◆ Stated problem ◆
From the listing below, pull each line that includes "name".
— start Entries supplied —
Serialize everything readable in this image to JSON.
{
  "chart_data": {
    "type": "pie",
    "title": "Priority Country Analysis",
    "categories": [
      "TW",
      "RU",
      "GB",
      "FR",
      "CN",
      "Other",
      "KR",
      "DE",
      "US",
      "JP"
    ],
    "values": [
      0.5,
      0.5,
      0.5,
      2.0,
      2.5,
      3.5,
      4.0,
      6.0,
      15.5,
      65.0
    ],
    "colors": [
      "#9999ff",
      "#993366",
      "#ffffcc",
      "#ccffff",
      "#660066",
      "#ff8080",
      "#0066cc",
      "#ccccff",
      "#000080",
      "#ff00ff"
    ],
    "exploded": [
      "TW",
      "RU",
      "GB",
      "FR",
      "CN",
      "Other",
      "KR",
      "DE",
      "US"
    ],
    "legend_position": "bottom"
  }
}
— end Entries supplied —
— start Entries supplied —
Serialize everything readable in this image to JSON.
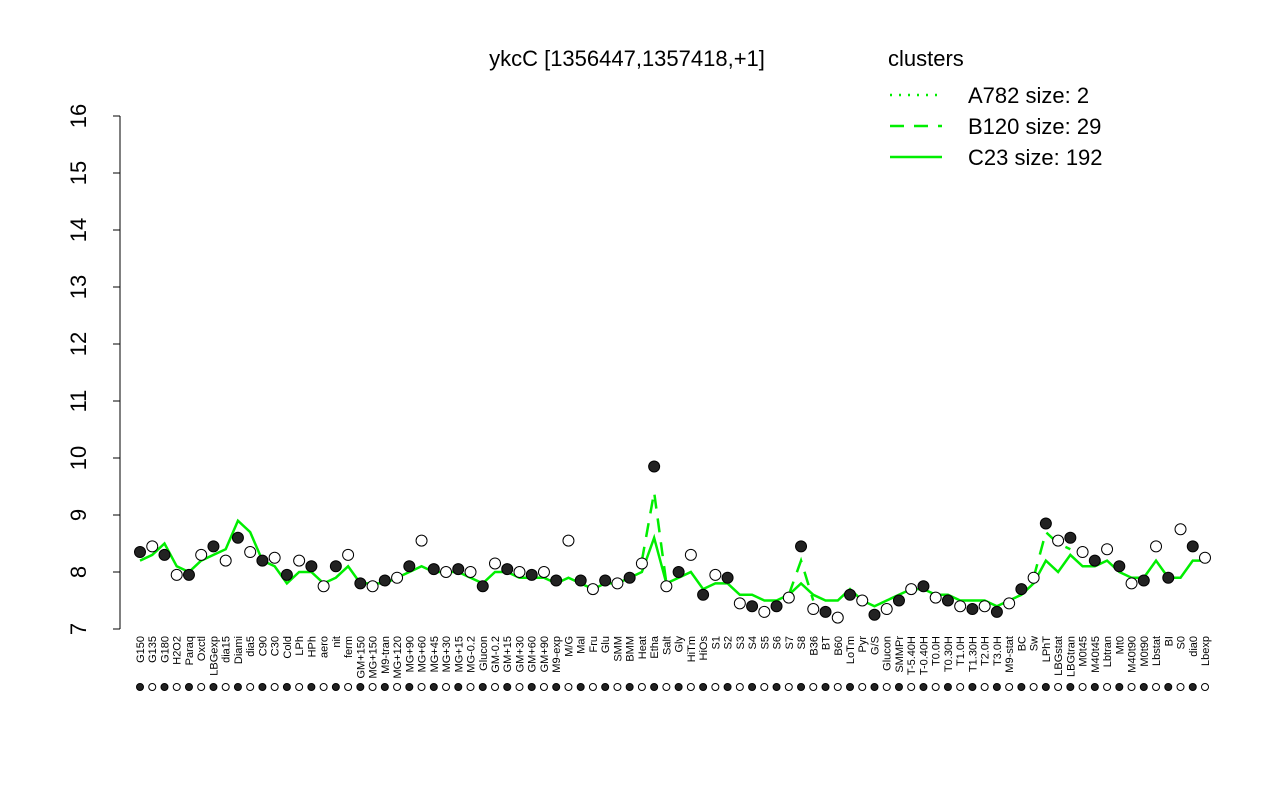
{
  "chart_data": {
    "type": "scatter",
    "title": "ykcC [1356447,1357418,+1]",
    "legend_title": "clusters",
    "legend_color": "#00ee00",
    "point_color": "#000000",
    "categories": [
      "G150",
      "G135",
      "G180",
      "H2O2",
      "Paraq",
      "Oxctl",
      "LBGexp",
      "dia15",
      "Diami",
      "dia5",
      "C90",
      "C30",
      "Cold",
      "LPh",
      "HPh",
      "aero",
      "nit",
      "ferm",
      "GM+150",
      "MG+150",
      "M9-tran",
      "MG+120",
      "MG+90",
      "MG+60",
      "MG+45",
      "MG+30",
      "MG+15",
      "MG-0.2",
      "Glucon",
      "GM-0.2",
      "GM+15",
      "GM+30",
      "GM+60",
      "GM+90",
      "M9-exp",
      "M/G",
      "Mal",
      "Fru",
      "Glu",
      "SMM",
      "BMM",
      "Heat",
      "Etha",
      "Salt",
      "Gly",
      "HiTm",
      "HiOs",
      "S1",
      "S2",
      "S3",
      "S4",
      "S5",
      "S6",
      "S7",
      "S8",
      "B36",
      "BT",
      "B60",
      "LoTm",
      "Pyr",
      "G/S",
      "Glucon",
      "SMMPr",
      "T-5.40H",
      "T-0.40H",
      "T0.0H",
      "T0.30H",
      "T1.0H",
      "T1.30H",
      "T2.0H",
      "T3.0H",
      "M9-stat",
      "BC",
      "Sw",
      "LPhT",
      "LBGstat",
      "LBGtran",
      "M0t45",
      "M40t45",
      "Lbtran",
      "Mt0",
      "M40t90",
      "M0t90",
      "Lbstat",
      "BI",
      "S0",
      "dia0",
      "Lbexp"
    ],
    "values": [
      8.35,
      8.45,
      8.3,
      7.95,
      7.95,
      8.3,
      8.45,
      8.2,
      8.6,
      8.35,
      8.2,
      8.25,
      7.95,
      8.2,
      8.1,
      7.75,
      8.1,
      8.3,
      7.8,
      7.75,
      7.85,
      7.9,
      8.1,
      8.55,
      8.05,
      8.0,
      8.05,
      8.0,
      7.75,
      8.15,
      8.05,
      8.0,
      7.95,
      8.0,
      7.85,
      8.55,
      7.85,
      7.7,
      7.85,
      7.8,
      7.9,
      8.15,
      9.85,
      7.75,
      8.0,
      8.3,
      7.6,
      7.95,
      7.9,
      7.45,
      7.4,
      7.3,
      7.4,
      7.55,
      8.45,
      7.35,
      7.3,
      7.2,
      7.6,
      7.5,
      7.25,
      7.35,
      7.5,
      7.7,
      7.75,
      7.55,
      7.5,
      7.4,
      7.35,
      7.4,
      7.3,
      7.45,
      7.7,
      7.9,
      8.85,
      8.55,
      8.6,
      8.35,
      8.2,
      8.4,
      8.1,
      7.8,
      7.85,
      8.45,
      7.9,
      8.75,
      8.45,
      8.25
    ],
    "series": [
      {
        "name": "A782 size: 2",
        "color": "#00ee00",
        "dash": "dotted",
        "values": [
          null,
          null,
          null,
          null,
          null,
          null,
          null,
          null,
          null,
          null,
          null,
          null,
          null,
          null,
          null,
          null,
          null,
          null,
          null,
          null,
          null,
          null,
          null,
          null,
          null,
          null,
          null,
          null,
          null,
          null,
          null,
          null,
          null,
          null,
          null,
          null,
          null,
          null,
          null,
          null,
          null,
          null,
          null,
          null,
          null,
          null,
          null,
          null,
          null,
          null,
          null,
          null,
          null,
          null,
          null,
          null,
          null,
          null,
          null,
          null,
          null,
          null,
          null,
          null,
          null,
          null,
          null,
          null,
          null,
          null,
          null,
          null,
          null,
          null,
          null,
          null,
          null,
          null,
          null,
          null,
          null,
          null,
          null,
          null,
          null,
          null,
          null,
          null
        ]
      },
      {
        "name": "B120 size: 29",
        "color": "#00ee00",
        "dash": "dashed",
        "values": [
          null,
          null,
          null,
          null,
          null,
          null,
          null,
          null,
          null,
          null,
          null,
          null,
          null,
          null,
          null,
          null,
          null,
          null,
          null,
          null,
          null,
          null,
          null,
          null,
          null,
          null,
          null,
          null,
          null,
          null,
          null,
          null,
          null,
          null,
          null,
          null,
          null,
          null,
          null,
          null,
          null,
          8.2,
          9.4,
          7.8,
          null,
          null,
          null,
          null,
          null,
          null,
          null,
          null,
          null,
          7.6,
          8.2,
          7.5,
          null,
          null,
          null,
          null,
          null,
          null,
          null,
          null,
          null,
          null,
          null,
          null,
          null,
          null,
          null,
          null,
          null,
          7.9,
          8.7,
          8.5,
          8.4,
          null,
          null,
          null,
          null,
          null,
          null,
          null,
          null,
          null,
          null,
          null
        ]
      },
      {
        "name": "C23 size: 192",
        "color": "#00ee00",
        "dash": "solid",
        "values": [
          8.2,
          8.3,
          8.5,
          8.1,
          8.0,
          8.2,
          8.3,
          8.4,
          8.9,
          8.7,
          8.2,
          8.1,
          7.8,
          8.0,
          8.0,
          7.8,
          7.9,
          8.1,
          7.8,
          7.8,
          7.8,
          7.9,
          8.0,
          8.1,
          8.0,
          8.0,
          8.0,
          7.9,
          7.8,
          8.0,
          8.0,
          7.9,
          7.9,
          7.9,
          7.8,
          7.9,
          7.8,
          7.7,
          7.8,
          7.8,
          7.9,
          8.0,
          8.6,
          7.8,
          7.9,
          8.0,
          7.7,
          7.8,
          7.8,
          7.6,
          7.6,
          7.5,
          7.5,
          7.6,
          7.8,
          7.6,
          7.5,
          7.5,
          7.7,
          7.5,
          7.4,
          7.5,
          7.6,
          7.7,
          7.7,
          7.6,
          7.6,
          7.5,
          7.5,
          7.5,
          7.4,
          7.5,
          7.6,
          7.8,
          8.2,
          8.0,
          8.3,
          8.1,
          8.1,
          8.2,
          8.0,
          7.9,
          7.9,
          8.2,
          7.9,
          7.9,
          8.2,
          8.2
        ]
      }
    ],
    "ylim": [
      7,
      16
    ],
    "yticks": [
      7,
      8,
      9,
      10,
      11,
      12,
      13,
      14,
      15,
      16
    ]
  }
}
— end Entries supplied —
◆ Output of the task ◆
        "name": "A782 size: 2",
        "name": "B120 size: 29",
        "name": "C23 size: 192",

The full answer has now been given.